PROBLEM TO SOLVE: How many lines hold the string "나아가서는"? Give only the number.
[Start EXCERPTED RECORDS]
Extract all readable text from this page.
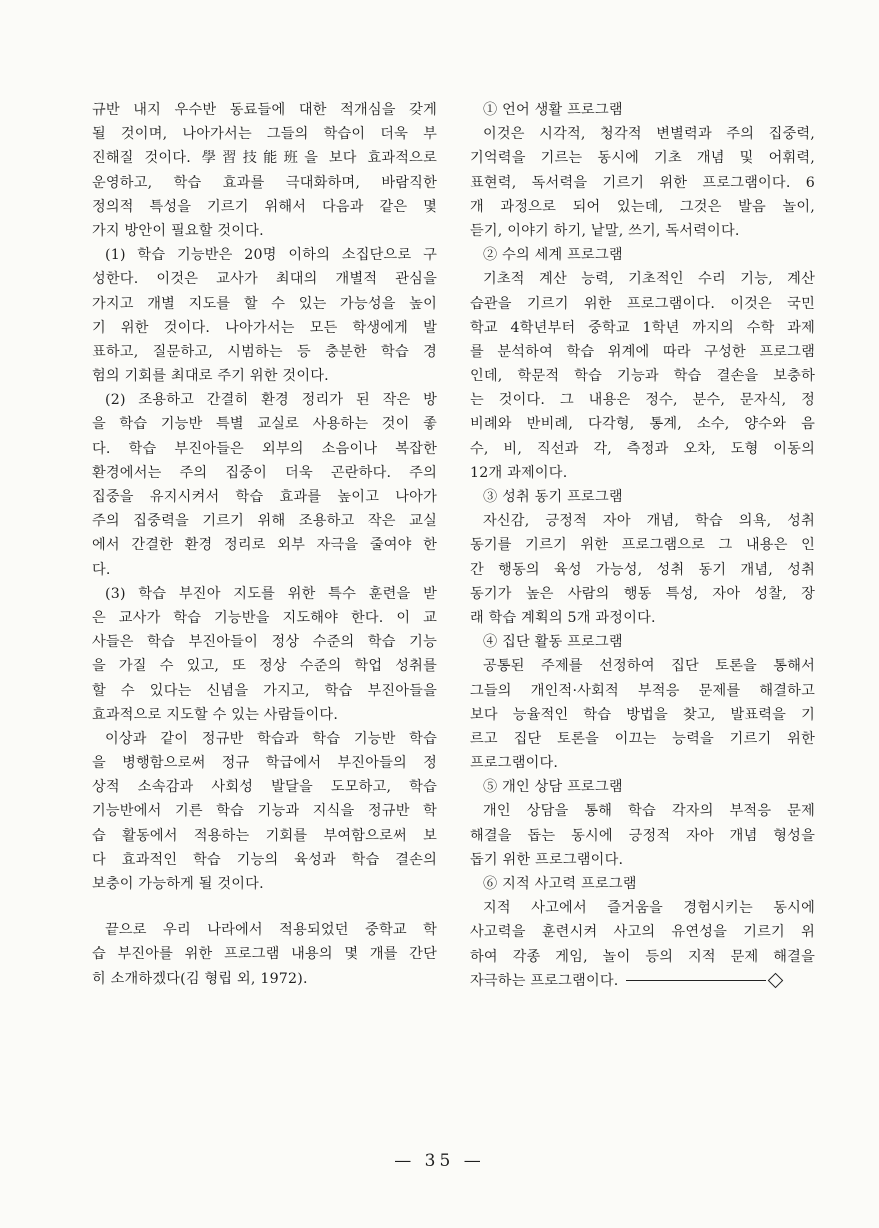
규반 내지 우수반 동료들에 대한 적개심을 갖게
될 것이며, 나아가서는 그들의 학습이 더욱 부
진해질 것이다. 學習技能班을 보다 효과적으로
운영하고, 학습 효과를 극대화하며, 바람직한
정의적 특성을 기르기 위해서 다음과 같은 몇
가지 방안이 필요할 것이다.
(1) 학습 기능반은 20명 이하의 소집단으로 구
성한다. 이것은 교사가 최대의 개별적 관심을
가지고 개별 지도를 할 수 있는 가능성을 높이
기 위한 것이다. 나아가서는 모든 학생에게 발
표하고, 질문하고, 시범하는 등 충분한 학습 경
험의 기회를 최대로 주기 위한 것이다.
(2) 조용하고 간결히 환경 정리가 된 작은 방
을 학습 기능반 특별 교실로 사용하는 것이 좋
다. 학습 부진아들은 외부의 소음이나 복잡한
환경에서는 주의 집중이 더욱 곤란하다. 주의
집중을 유지시켜서 학습 효과를 높이고 나아가
주의 집중력을 기르기 위해 조용하고 작은 교실
에서 간결한 환경 정리로 외부 자극을 줄여야 한
다.
(3) 학습 부진아 지도를 위한 특수 훈련을 받
은 교사가 학습 기능반을 지도해야 한다. 이 교
사들은 학습 부진아들이 정상 수준의 학습 기능
을 가질 수 있고, 또 정상 수준의 학업 성취를
할 수 있다는 신념을 가지고, 학습 부진아들을
효과적으로 지도할 수 있는 사람들이다.
이상과 같이 정규반 학습과 학습 기능반 학습
을 병행함으로써 정규 학급에서 부진아들의 정
상적 소속감과 사회성 발달을 도모하고, 학습
기능반에서 기른 학습 기능과 지식을 정규반 학
습 활동에서 적용하는 기회를 부여함으로써 보
다 효과적인 학습 기능의 육성과 학습 결손의
보충이 가능하게 될 것이다.
끝으로 우리 나라에서 적용되었던 중학교 학
습 부진아를 위한 프로그램 내용의 몇 개를 간단
히 소개하겠다(김 형립 외, 1972).
① 언어 생활 프로그램
이것은 시각적, 청각적 변별력과 주의 집중력,
기억력을 기르는 동시에 기초 개념 및 어휘력,
표현력, 독서력을 기르기 위한 프로그램이다. 6
개 과정으로 되어 있는데, 그것은 발음 놀이,
듣기, 이야기 하기, 낱말, 쓰기, 독서력이다.
② 수의 세계 프로그램
기초적 계산 능력, 기초적인 수리 기능, 계산
습관을 기르기 위한 프로그램이다. 이것은 국민
학교 4학년부터 중학교 1학년 까지의 수학 과제
를 분석하여 학습 위계에 따라 구성한 프로그램
인데, 학문적 학습 기능과 학습 결손을 보충하
는 것이다. 그 내용은 정수, 분수, 문자식, 정
비례와 반비례, 다각형, 통계, 소수, 양수와 음
수, 비, 직선과 각, 측정과 오차, 도형 이동의
12개 과제이다.
③ 성취 동기 프로그램
자신감, 긍정적 자아 개념, 학습 의욕, 성취
동기를 기르기 위한 프로그램으로 그 내용은 인
간 행동의 육성 가능성, 성취 동기 개념, 성취
동기가 높은 사람의 행동 특성, 자아 성찰, 장
래 학습 계획의 5개 과정이다.
④ 집단 활동 프로그램
공통된 주제를 선정하여 집단 토론을 통해서
그들의 개인적·사회적 부적응 문제를 해결하고
보다 능율적인 학습 방법을 찾고, 발표력을 기
르고 집단 토론을 이끄는 능력을 기르기 위한
프로그램이다.
⑤ 개인 상담 프로그램
개인 상담을 통해 학습 각자의 부적응 문제
해결을 돕는 동시에 긍정적 자아 개념 형성을
돕기 위한 프로그램이다.
⑥ 지적 사고력 프로그램
지적 사고에서 즐거움을 경험시키는 동시에
사고력을 훈련시켜 사고의 유연성을 기르기 위
하여 각종 게임, 놀이 등의 지적 문제 해결을
자극하는 프로그램이다.
— 35 —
[End EXCERPTED RECORDS]
PROBLEM SOLUTION: 2